— begin —

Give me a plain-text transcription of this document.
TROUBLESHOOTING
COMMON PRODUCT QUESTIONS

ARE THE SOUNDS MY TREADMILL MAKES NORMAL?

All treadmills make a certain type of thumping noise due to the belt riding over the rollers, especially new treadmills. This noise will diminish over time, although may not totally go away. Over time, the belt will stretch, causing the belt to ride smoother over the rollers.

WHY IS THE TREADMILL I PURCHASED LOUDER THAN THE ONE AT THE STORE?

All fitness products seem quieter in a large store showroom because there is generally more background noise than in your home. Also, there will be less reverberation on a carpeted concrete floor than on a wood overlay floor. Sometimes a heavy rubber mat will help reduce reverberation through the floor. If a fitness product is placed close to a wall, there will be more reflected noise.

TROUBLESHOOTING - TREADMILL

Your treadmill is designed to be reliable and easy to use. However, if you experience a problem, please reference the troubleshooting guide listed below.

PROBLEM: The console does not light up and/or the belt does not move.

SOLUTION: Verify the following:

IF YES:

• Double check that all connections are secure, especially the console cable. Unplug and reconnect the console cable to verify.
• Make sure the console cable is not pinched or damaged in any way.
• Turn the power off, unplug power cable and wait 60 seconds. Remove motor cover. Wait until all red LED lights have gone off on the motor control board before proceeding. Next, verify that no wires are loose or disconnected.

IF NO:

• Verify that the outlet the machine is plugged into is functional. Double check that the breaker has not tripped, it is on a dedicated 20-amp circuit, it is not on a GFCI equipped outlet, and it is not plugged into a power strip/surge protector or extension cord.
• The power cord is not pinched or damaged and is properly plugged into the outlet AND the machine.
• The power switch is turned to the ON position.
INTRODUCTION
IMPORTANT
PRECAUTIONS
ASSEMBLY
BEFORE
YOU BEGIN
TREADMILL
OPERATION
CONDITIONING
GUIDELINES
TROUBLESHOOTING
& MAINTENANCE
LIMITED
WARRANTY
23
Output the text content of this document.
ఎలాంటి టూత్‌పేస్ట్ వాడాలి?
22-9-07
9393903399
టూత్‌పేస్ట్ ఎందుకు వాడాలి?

— end —

Task to carry out: Search the listing for the string "will". Copy each line where it turns up.

Written reply:
All treadmills make a certain type of thumping noise due to the belt riding over the rollers, especially new treadmills. This noise will diminish over time, although may not totally go away. Over time, the belt will stretch, causing the belt to ride smoother over the rollers.
All fitness products seem quieter in a large store showroom because there is generally more background noise than in your home. Also, there will be less reverberation on a carpeted concrete floor than on a wood overlay floor. Sometimes a heavy rubber mat will help reduce reverberation through the floor. If a fitness product is placed close to a wall, there will be more reflected noise.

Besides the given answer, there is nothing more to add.